(Items from a data source)
----------

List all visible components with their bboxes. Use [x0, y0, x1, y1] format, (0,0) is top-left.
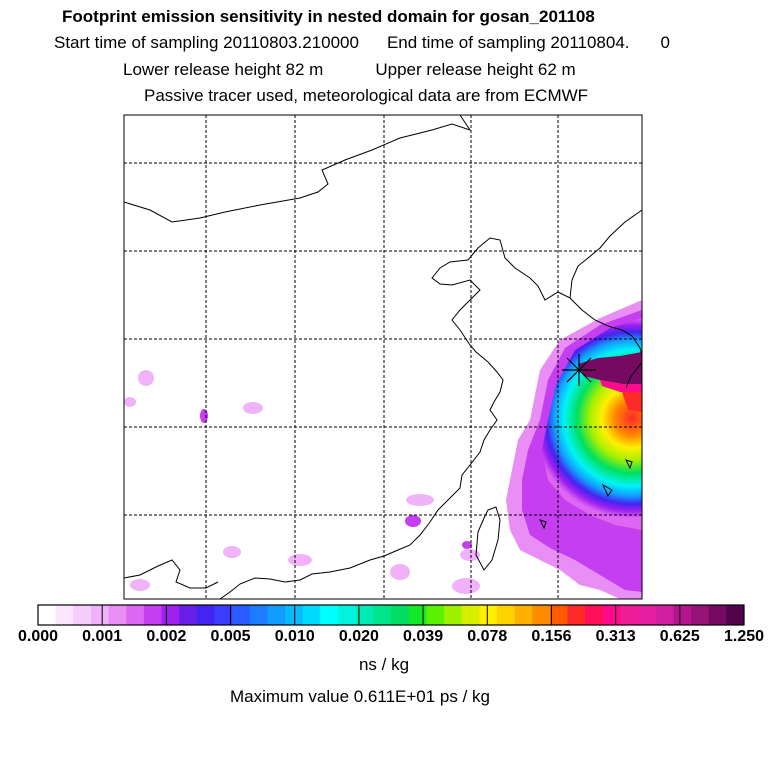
colorbar-cell	[179, 605, 198, 625]
lower-release-label: Lower release height 82 m	[123, 60, 324, 79]
colorbar-cell	[143, 605, 163, 625]
colorbar-cell	[267, 605, 286, 625]
colorbar-cell	[479, 605, 498, 625]
colorbar-cell	[620, 605, 639, 625]
plume-red-patch	[622, 392, 642, 412]
colorbar-cell	[426, 605, 445, 625]
start-time-label: Start time of sampling 20110803.210000	[54, 33, 359, 52]
colorbar-unit: ns / kg	[358, 655, 410, 674]
colorbar-cell	[232, 605, 251, 625]
colorbar-tick-label: 0.002	[146, 628, 187, 645]
colorbar-cell	[655, 605, 674, 625]
end-time-label: End time of sampling 20110804.	[386, 33, 630, 52]
colorbar-cell	[514, 605, 533, 625]
colorbar-cell	[108, 605, 127, 625]
colorbar-cell	[90, 605, 110, 625]
end-time-suffix: 0	[660, 33, 670, 52]
colorbar-cell	[673, 605, 692, 625]
colorbar-tick-label: 0.156	[531, 628, 572, 645]
colorbar-cell	[355, 605, 374, 625]
tracer-note: Passive tracer used, meteorological data…	[144, 86, 589, 105]
colorbar-cell	[320, 605, 339, 625]
plume-magenta-edge	[600, 380, 642, 392]
lat-lon-grid	[124, 115, 642, 599]
colorbar-tick-label: 0.625	[659, 628, 700, 645]
colorbar-cell	[602, 605, 621, 625]
maximum-value-note: Maximum value 0.611E+01 ps / kg	[230, 687, 491, 706]
colorbar-cell	[338, 605, 357, 625]
colorbar-tick-label: 0.005	[210, 628, 251, 645]
colorbar-cell	[214, 605, 233, 625]
colorbar-tick-label: 0.313	[595, 628, 636, 645]
colorbar-cell	[73, 605, 92, 625]
colorbar-cell	[249, 605, 268, 625]
coastlines	[124, 115, 642, 599]
colorbar-cell	[161, 605, 180, 625]
colorbar-cell	[302, 605, 321, 625]
colorbar-cell	[461, 605, 480, 625]
colorbar-tick-label: 1.250	[723, 628, 765, 645]
colorbar-cell	[126, 605, 145, 625]
colorbar-cell	[196, 605, 215, 625]
colorbar-cell	[496, 605, 516, 625]
colorbar-cell	[38, 605, 57, 625]
colorbar-tick-label: 0.001	[82, 628, 123, 645]
colorbar-tick-label: 0.020	[338, 628, 379, 645]
colorbar-cell	[373, 605, 392, 625]
station-marker-icon	[562, 354, 596, 386]
release-height-line: Lower release height 82 m Upper release h…	[123, 60, 576, 80]
colorbar	[37, 604, 745, 626]
colorbar-cell	[567, 605, 586, 625]
colorbar-cell	[638, 605, 657, 625]
colorbar-cell	[691, 605, 710, 625]
plume-max-band	[578, 352, 642, 384]
colorbar-cell	[391, 605, 410, 625]
map-frame	[123, 114, 643, 600]
colorbar-tick-label: 0.039	[403, 628, 444, 645]
mid-sensitivity-speckles	[200, 409, 472, 549]
colorbar-cell	[285, 605, 304, 625]
colorbar-cell	[443, 605, 463, 625]
colorbar-cell	[408, 605, 427, 625]
sampling-time-line: Start time of sampling 20110803.210000 En…	[54, 33, 670, 53]
upper-release-label: Upper release height 62 m	[375, 60, 576, 79]
colorbar-cell	[532, 605, 551, 625]
colorbar-cell	[726, 605, 745, 625]
plot-title: Footprint emission sensitivity in nested…	[62, 7, 595, 26]
colorbar-cell	[55, 605, 74, 625]
colorbar-tick-label: 0.000	[17, 628, 59, 645]
colorbar-cell	[585, 605, 604, 625]
low-sensitivity-speckles	[124, 370, 480, 594]
colorbar-cell	[549, 605, 568, 625]
colorbar-tick-label: 0.078	[467, 628, 508, 645]
colorbar-cell	[708, 605, 727, 625]
colorbar-tick-label: 0.010	[274, 628, 315, 645]
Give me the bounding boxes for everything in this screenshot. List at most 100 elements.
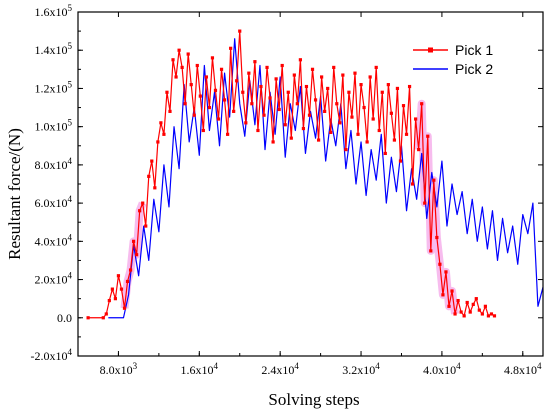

----------

__WHAT IS REQUIRED__
Convert all of the data above into a JSON list of strings, one string per line, with blank lines skipped and the pictures left out.

__EXERCISE OUTPUT__
[
  "List all visible components with their bboxes. Use [x0, y0, x1, y1] format, (0,0) is top-left.",
  "colorbar-cell\t[179, 605, 198, 625]",
  "lower-release-label: Lower release height 82 m\t[123, 60, 324, 79]",
  "colorbar-cell\t[143, 605, 163, 625]",
  "colorbar-cell\t[267, 605, 286, 625]",
  "colorbar-cell\t[479, 605, 498, 625]",
  "colorbar-cell\t[620, 605, 639, 625]",
  "plume-red-patch\t[622, 392, 642, 412]",
  "colorbar-cell\t[426, 605, 445, 625]",
  "start-time-label: Start time of sampling 20110803.210000\t[54, 33, 359, 52]",
  "colorbar-unit: ns / kg\t[358, 655, 410, 674]",
  "colorbar-cell\t[232, 605, 251, 625]",
  "colorbar-tick-label: 0.002\t[146, 628, 187, 645]",
  "colorbar-cell\t[655, 605, 674, 625]",
  "end-time-label: End time of sampling 20110804.\t[386, 33, 630, 52]",
  "colorbar-cell\t[514, 605, 533, 625]",
  "colorbar-cell\t[108, 605, 127, 625]",
  "colorbar-cell\t[90, 605, 110, 625]",
  "end-time-suffix: 0\t[660, 33, 670, 52]",
  "colorbar-cell\t[673, 605, 692, 625]",
  "colorbar-tick-label: 0.156\t[531, 628, 572, 645]",
  "colorbar-cell\t[355, 605, 374, 625]",
  "tracer-note: Passive tracer used, meteorological data…\t[144, 86, 589, 105]",
  "colorbar-cell\t[320, 605, 339, 625]",
  "plume-magenta-edge\t[600, 380, 642, 392]",
  "lat-lon-grid\t[124, 115, 642, 599]",
  "colorbar-tick-label: 0.625\t[659, 628, 700, 645]",
  "colorbar-cell\t[602, 605, 621, 625]",
  "maximum-value-note: Maximum value 0.611E+01 ps / kg\t[230, 687, 491, 706]",
  "colorbar-cell\t[338, 605, 357, 625]",
  "colorbar-tick-label: 0.005\t[210, 628, 251, 645]",
  "colorbar-cell\t[214, 605, 233, 625]",
  "colorbar-tick-label: 0.313\t[595, 628, 636, 645]",
  "colorbar-cell\t[73, 605, 92, 625]",
  "colorbar-cell\t[249, 605, 268, 625]",
  "coastlines\t[124, 115, 642, 599]",
  "colorbar-cell\t[161, 605, 180, 625]",
  "colorbar-cell\t[302, 605, 321, 625]",
  "colorbar-cell\t[461, 605, 480, 625]",
  "colorbar-tick-label: 1.250\t[723, 628, 765, 645]",
  "colorbar-cell\t[126, 605, 145, 625]",
  "colorbar-cell\t[196, 605, 215, 625]",
  "colorbar-cell\t[496, 605, 516, 625]",
  "colorbar-cell\t[38, 605, 57, 625]",
  "colorbar-tick-label: 0.001\t[82, 628, 123, 645]",
  "colorbar-tick-label: 0.020\t[338, 628, 379, 645]",
  "colorbar-cell\t[373, 605, 392, 625]",
  "station-marker-icon\t[562, 354, 596, 386]",
  "release-height-line: Lower release height 82 m Upper release h…\t[123, 60, 576, 80]",
  "colorbar\t[37, 604, 745, 626]",
  "colorbar-cell\t[567, 605, 586, 625]",
  "colorbar-cell\t[638, 605, 657, 625]",
  "colorbar-cell\t[691, 605, 710, 625]",
  "plume-max-band\t[578, 352, 642, 384]",
  "colorbar-cell\t[391, 605, 410, 625]",
  "map-frame\t[123, 114, 643, 600]",
  "colorbar-tick-label: 0.039\t[403, 628, 444, 645]",
  "mid-sensitivity-speckles\t[200, 409, 472, 549]",
  "colorbar-cell\t[285, 605, 304, 625]",
  "colorbar-cell\t[443, 605, 463, 625]",
  "colorbar-cell\t[408, 605, 427, 625]",
  "sampling-time-line: Start time of sampling 20110803.210000 En…\t[54, 33, 670, 53]",
  "upper-release-label: Upper release height 62 m\t[375, 60, 576, 79]",
  "colorbar-cell\t[532, 605, 551, 625]",
  "colorbar-cell\t[726, 605, 745, 625]",
  "plot-title: Footprint emission sensitivity in nested…\t[62, 7, 595, 26]",
  "colorbar-cell\t[55, 605, 74, 625]",
  "colorbar-tick-label: 0.000\t[17, 628, 59, 645]",
  "colorbar-cell\t[585, 605, 604, 625]",
  "low-sensitivity-speckles\t[124, 370, 480, 594]",
  "colorbar-cell\t[549, 605, 568, 625]",
  "colorbar-tick-label: 0.078\t[467, 628, 508, 645]",
  "colorbar-cell\t[708, 605, 727, 625]",
  "colorbar-tick-label: 0.010\t[274, 628, 315, 645]",
  "Give me the bounding boxes for everything in this screenshot. List at most 100 elements."
]